EXERCISE TASK –
Make an exact transcription of the material, leaving out all images.

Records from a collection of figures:
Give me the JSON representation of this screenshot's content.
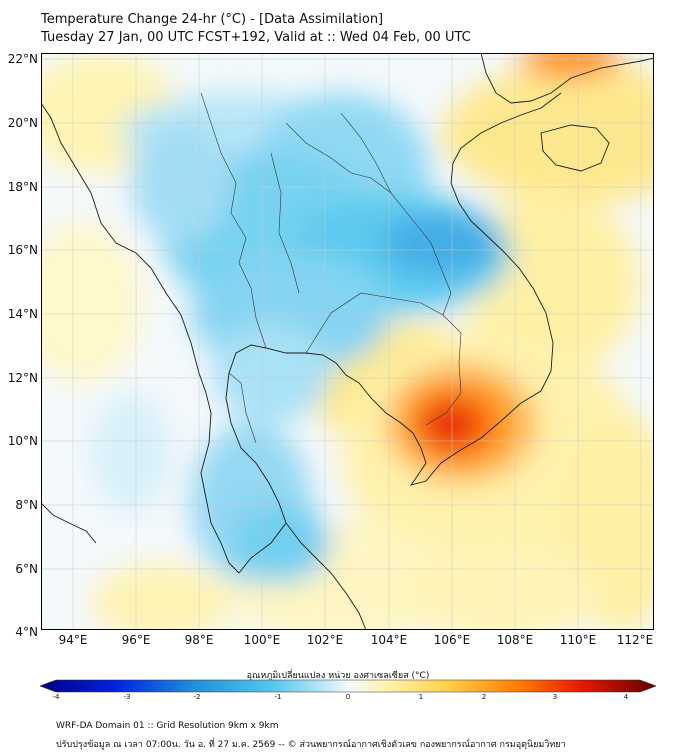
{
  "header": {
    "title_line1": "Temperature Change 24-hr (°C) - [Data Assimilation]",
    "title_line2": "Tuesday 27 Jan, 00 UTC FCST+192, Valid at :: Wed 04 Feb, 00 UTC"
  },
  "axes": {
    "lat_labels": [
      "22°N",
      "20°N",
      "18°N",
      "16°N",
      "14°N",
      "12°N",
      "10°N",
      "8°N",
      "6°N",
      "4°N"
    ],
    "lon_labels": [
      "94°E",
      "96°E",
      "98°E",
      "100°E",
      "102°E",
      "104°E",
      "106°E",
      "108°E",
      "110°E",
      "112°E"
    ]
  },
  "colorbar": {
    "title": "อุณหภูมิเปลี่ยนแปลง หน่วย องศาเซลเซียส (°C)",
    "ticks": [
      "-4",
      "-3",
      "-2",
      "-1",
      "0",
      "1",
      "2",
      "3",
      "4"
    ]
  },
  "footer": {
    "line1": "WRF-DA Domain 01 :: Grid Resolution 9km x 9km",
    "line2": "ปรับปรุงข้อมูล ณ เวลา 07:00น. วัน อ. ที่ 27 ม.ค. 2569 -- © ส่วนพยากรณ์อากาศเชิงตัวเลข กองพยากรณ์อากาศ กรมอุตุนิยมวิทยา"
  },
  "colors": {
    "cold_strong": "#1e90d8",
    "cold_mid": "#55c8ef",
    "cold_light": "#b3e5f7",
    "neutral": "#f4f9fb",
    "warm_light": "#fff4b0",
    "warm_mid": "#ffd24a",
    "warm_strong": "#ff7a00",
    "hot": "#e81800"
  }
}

RESULT OF THIS TASK –
Give me the JSON representation of this screenshot's content.
{
  "header": {
    "title_line1": "Temperature Change 24-hr (°C) - [Data Assimilation]",
    "title_line2": "Tuesday 27 Jan, 00 UTC FCST+192, Valid at :: Wed 04 Feb, 00 UTC"
  },
  "axes": {
    "lat_labels": [
      "22°N",
      "20°N",
      "18°N",
      "16°N",
      "14°N",
      "12°N",
      "10°N",
      "8°N",
      "6°N",
      "4°N"
    ],
    "lon_labels": [
      "94°E",
      "96°E",
      "98°E",
      "100°E",
      "102°E",
      "104°E",
      "106°E",
      "108°E",
      "110°E",
      "112°E"
    ]
  },
  "colorbar": {
    "title": "อุณหภูมิเปลี่ยนแปลง หน่วย องศาเซลเซียส (°C)",
    "ticks": [
      "-4",
      "-3",
      "-2",
      "-1",
      "0",
      "1",
      "2",
      "3",
      "4"
    ]
  },
  "footer": {
    "line1": "WRF-DA Domain 01 :: Grid Resolution 9km x 9km",
    "line2": "ปรับปรุงข้อมูล ณ เวลา 07:00น. วัน อ. ที่ 27 ม.ค. 2569 -- © ส่วนพยากรณ์อากาศเชิงตัวเลข กองพยากรณ์อากาศ กรมอุตุนิยมวิทยา"
  },
  "colors": {
    "cold_strong": "#1e90d8",
    "cold_mid": "#55c8ef",
    "cold_light": "#b3e5f7",
    "neutral": "#f4f9fb",
    "warm_light": "#fff4b0",
    "warm_mid": "#ffd24a",
    "warm_strong": "#ff7a00",
    "hot": "#e81800"
  }
}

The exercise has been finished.